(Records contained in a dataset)
--------------------
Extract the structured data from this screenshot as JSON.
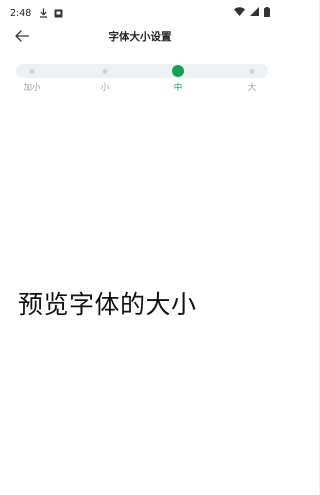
{
  "status_bar": {
    "time": "2:48"
  },
  "header": {
    "title": "字体大小设置",
    "back_icon": "arrow-left-icon"
  },
  "font_size_slider": {
    "labels": [
      "加小",
      "小",
      "中",
      "大"
    ],
    "selected_index": 2,
    "accent_color": "#17a055"
  },
  "preview": {
    "text": "预览字体的大小"
  }
}
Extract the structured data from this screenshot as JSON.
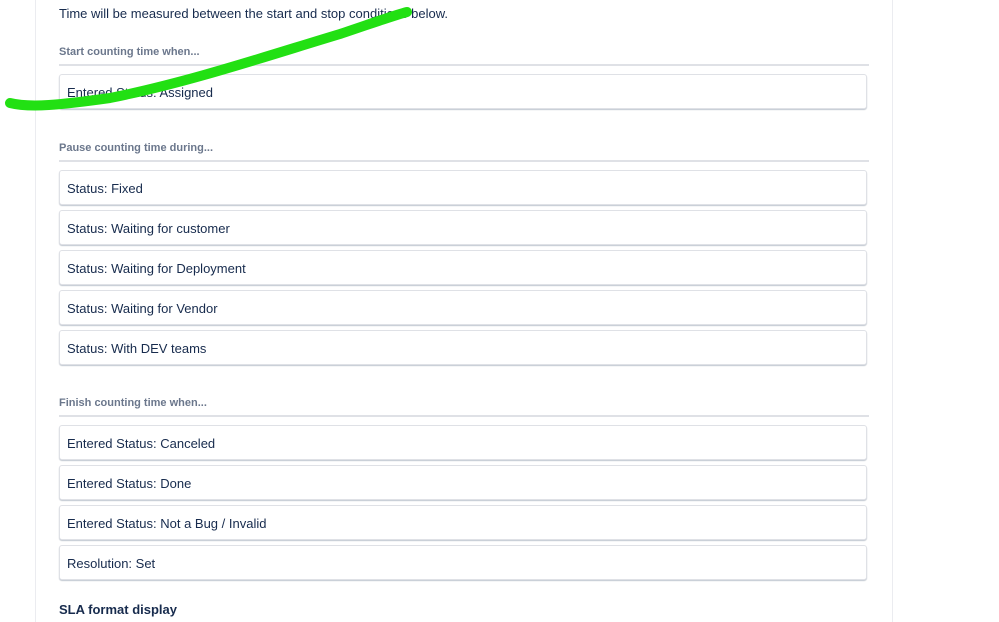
--------------------
- **Work to complete**
Reproduce every entry word for word, but skip any pictures.

- **Finished task**
Extract the structured data from this screenshot as JSON.
{
  "status_bar": {
    "time": "2:48"
  },
  "header": {
    "title": "字体大小设置",
    "back_icon": "arrow-left-icon"
  },
  "font_size_slider": {
    "labels": [
      "加小",
      "小",
      "中",
      "大"
    ],
    "selected_index": 2,
    "accent_color": "#17a055"
  },
  "preview": {
    "text": "预览字体的大小"
  }
}
Extract the structured data from this screenshot as JSON.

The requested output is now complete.